▶ _Do this_: Look through the data below and return each line where "auto" appears.

───── Data provided

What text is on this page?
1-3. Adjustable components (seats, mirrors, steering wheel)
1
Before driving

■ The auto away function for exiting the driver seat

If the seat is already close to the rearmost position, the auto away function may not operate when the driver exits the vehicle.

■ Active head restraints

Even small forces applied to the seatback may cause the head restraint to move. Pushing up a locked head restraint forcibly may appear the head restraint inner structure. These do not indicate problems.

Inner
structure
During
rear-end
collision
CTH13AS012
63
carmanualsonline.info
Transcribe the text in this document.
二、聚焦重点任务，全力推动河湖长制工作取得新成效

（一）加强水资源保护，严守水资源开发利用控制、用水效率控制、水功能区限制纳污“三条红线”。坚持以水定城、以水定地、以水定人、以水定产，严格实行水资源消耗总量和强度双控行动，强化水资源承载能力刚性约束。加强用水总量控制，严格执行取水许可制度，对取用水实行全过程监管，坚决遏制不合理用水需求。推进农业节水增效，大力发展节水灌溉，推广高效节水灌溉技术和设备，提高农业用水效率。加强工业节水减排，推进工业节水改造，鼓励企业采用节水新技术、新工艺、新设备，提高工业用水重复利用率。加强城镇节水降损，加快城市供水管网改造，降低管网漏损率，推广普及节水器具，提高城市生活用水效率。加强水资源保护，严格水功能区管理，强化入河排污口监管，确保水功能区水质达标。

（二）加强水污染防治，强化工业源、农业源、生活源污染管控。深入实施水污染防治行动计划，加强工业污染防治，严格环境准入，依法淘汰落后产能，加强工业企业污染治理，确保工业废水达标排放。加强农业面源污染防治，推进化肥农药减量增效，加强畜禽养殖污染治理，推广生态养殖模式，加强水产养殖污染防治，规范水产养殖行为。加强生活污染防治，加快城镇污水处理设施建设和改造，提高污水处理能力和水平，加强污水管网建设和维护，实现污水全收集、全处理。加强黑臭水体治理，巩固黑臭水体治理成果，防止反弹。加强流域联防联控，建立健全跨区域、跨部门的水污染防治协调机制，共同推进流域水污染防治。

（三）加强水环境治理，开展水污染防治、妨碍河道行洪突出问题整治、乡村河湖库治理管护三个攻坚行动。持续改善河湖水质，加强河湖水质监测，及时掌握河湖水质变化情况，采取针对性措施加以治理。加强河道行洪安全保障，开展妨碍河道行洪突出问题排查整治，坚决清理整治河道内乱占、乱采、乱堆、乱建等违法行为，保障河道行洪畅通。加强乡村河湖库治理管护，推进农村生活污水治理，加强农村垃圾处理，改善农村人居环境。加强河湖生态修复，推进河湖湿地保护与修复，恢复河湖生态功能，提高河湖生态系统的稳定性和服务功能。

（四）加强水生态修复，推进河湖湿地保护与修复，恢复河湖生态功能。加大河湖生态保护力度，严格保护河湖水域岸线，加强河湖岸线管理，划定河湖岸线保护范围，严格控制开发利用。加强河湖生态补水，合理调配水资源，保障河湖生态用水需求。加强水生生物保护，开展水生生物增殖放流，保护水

──────────

▶ _Task answer_:
■ The auto away function for exiting the driver seat
If the seat is already close to the rearmost position, the auto away function may not operate when the driver exits the vehicle.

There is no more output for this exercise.